··· Record list

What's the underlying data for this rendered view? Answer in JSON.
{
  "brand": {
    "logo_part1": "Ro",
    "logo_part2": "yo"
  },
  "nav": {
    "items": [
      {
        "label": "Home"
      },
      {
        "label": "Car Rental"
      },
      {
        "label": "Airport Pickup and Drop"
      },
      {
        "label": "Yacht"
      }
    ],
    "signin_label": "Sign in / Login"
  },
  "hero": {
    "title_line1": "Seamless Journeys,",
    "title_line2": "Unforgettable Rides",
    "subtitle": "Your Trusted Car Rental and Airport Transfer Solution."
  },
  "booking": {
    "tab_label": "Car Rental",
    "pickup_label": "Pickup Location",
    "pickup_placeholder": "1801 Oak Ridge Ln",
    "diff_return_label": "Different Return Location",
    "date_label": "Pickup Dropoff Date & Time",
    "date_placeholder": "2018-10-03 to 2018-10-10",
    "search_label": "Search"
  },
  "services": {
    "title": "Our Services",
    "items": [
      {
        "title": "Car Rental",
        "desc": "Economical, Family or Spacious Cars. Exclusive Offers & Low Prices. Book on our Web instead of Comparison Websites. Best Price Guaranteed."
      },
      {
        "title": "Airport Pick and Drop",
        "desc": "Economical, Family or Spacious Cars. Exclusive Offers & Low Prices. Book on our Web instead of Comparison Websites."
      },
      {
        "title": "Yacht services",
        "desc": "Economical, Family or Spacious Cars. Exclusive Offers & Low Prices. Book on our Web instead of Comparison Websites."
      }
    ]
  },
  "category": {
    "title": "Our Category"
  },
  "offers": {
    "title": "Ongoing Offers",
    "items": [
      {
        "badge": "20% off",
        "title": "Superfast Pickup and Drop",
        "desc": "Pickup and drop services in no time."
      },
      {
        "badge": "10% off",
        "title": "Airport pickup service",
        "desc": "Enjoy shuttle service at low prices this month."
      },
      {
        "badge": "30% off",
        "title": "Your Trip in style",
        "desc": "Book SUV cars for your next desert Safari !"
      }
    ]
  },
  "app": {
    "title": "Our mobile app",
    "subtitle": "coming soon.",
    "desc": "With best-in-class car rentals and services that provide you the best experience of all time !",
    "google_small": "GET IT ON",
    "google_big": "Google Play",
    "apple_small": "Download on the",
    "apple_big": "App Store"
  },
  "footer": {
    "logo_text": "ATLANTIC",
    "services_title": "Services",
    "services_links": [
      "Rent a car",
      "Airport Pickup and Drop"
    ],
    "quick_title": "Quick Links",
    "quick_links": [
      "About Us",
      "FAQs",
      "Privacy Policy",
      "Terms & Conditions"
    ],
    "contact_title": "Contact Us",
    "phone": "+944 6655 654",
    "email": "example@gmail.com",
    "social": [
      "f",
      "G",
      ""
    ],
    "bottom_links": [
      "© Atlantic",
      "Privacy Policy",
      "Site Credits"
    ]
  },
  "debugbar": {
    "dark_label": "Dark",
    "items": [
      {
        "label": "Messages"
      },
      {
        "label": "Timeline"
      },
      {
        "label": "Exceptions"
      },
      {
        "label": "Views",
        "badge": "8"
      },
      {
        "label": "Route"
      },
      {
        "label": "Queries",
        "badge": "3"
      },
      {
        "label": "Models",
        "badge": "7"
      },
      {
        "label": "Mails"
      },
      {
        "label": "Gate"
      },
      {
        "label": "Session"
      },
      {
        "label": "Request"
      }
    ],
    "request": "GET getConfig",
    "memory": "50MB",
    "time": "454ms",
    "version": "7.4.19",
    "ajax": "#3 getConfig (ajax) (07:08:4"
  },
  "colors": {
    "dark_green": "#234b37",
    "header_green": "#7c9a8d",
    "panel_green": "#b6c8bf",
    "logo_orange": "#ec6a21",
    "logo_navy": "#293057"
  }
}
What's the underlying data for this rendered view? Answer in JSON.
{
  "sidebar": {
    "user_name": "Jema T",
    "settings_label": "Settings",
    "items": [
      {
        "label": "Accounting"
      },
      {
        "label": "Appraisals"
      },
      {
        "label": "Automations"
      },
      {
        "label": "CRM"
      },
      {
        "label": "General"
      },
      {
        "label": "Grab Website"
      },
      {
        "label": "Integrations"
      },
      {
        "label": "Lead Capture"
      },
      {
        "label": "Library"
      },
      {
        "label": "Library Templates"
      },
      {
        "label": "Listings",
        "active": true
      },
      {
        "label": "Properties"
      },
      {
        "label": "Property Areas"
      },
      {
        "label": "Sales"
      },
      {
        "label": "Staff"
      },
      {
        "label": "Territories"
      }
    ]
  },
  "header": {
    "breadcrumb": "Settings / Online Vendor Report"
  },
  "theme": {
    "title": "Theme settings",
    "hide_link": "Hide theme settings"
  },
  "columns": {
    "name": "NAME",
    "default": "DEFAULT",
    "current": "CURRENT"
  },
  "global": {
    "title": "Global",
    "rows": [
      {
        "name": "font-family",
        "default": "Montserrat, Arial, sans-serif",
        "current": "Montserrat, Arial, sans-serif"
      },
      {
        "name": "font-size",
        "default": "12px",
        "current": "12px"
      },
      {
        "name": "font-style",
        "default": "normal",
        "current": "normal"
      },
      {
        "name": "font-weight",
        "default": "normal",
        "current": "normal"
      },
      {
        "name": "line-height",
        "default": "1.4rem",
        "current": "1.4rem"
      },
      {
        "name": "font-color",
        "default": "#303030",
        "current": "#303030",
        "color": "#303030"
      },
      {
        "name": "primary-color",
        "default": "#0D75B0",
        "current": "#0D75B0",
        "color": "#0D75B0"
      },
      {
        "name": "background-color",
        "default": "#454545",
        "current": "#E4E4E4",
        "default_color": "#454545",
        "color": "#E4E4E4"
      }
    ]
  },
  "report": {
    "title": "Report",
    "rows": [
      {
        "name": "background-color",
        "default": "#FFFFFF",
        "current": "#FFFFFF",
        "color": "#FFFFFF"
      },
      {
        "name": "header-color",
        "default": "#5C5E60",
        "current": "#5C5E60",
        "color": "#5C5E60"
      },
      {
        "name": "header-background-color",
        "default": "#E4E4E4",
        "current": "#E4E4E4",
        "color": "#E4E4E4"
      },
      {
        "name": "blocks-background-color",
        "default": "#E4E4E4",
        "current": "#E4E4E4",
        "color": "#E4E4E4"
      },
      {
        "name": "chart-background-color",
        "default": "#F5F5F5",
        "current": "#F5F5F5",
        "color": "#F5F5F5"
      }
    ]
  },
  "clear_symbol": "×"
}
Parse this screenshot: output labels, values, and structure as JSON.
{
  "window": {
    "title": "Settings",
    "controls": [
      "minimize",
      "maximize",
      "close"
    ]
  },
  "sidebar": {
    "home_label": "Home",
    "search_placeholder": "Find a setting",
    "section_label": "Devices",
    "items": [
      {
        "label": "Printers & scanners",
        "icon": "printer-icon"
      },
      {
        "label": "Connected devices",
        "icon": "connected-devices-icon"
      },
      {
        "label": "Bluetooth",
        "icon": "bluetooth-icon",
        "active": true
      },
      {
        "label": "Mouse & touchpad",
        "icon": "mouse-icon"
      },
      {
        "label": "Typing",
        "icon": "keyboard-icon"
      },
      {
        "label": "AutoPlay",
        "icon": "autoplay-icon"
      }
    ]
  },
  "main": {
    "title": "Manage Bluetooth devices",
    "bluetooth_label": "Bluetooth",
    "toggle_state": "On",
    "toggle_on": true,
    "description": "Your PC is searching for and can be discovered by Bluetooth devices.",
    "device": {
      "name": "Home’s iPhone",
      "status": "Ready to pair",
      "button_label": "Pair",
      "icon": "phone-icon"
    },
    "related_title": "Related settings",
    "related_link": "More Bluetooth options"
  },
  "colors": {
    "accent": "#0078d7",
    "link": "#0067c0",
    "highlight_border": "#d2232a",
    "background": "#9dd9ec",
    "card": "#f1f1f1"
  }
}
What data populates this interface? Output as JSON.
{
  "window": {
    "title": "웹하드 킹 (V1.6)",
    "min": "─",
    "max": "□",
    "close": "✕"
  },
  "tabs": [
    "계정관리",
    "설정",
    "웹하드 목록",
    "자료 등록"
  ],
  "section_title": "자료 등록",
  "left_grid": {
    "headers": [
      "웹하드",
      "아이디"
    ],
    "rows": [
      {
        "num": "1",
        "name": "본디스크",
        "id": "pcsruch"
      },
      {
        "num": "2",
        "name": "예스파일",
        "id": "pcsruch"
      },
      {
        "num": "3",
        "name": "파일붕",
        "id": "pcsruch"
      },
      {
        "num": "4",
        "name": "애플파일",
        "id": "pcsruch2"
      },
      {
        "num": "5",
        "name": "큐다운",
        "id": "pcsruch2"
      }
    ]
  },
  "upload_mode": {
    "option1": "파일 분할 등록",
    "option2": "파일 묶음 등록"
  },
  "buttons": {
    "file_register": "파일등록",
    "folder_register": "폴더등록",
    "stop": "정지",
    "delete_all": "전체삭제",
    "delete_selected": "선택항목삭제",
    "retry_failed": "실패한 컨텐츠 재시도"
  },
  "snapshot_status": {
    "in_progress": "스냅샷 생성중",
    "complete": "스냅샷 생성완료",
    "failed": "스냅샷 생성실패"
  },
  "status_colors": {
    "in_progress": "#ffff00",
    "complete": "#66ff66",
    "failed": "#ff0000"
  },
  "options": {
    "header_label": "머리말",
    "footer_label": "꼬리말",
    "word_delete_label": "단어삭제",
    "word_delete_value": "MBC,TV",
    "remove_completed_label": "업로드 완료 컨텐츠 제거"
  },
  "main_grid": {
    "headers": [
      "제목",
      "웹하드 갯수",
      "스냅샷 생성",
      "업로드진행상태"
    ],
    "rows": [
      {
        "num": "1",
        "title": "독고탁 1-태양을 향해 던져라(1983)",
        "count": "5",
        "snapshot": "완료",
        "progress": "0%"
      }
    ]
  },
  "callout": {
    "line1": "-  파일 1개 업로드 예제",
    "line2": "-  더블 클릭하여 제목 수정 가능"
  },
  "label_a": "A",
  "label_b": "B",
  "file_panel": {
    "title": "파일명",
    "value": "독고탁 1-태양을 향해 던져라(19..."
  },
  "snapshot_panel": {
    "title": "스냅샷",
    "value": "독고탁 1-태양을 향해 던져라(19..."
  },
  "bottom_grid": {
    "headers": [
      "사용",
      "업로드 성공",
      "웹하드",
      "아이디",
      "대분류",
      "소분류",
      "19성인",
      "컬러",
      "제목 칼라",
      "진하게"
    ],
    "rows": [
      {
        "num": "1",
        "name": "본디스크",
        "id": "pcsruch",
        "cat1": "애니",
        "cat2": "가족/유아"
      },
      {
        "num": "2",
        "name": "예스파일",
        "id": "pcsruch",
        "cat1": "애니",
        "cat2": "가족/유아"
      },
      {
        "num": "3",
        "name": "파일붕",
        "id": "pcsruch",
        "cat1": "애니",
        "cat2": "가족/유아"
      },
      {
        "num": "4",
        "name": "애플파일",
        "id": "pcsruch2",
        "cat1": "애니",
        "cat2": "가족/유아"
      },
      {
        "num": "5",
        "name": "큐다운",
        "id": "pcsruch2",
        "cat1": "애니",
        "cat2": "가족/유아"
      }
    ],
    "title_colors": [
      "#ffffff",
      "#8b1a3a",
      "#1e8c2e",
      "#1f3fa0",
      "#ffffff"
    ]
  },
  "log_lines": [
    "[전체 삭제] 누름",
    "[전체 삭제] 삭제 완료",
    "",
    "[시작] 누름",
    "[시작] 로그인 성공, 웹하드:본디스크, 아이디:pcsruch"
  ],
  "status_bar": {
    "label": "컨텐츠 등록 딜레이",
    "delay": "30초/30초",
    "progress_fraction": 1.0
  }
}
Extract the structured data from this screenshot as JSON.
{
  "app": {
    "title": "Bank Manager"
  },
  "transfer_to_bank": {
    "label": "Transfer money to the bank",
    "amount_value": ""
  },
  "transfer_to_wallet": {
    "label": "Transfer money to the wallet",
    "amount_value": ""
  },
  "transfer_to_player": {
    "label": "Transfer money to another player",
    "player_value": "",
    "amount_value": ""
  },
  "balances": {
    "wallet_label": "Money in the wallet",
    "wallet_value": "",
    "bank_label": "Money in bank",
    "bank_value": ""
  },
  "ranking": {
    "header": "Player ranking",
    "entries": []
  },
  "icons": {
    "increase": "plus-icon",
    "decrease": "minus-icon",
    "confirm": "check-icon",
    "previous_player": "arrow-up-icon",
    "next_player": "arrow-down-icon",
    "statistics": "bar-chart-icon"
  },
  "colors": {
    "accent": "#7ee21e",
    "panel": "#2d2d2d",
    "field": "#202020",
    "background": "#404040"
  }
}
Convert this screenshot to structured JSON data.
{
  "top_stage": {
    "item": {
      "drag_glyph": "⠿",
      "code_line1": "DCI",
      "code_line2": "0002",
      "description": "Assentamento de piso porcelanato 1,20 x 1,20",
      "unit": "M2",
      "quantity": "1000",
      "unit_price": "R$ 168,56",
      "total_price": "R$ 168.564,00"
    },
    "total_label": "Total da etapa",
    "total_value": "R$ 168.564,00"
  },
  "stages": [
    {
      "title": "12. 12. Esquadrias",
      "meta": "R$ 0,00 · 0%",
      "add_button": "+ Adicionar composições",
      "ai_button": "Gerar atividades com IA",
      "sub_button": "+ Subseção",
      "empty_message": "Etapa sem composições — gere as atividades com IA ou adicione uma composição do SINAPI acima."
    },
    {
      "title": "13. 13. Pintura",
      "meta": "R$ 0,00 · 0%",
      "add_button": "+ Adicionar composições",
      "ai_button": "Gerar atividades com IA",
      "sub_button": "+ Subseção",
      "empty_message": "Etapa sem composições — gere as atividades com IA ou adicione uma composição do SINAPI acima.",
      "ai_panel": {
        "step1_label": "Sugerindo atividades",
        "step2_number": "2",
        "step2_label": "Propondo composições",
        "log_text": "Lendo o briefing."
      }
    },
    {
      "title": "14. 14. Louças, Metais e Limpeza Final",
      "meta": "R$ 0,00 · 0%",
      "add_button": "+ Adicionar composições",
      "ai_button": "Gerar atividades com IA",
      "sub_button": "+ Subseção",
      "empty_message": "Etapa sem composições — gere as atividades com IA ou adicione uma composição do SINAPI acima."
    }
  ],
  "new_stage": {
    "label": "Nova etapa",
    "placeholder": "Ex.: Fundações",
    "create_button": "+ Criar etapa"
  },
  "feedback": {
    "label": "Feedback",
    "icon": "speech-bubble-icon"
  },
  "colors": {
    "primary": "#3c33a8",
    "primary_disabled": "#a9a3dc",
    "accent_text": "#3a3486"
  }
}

······

Copy out the lines in which the string "style" appears.

        "title": "Your Trip in style",
        "name": "font-style",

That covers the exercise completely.